Required task ::
Copy out all lines carrying the word "type".

::: Records shown

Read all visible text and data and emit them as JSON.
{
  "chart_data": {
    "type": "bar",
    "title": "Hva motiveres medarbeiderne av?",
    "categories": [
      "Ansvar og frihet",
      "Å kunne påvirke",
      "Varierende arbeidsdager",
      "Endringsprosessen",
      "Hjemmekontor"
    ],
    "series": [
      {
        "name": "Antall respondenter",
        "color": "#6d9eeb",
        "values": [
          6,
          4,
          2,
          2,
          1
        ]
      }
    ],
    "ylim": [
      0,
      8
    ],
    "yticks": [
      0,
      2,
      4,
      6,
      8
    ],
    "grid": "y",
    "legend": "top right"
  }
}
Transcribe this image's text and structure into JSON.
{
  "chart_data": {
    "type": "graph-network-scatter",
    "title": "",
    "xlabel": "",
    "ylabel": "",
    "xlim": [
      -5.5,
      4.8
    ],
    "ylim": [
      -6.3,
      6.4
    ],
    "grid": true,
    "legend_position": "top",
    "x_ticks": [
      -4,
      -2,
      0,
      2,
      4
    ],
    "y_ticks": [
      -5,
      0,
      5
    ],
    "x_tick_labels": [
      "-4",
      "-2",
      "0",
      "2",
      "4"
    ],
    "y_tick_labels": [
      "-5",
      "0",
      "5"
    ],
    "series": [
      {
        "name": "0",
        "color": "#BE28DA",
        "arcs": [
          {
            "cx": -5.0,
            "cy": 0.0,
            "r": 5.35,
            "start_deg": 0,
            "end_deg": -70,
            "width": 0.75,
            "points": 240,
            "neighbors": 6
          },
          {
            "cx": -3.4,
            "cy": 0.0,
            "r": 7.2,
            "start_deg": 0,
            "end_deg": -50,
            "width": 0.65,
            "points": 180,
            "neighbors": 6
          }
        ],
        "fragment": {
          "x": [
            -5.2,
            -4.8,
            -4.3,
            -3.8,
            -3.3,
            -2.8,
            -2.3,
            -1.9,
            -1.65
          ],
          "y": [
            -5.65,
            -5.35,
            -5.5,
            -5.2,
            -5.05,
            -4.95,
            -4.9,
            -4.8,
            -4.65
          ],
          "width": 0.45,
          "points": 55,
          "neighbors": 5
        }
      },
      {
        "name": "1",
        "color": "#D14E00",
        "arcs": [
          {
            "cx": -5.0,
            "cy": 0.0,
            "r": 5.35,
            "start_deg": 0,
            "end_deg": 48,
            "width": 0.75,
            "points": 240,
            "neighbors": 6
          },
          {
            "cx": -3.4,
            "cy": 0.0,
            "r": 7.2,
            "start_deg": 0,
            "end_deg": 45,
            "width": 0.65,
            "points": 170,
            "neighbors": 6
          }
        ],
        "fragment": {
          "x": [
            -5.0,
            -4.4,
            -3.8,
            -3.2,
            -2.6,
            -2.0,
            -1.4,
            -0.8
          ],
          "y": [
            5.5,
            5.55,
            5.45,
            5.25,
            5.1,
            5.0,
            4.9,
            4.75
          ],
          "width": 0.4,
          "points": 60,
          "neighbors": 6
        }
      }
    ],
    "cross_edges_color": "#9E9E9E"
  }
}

::::::

Problem solution ::
    "type": "bar",
    "type": "graph-network-scatter",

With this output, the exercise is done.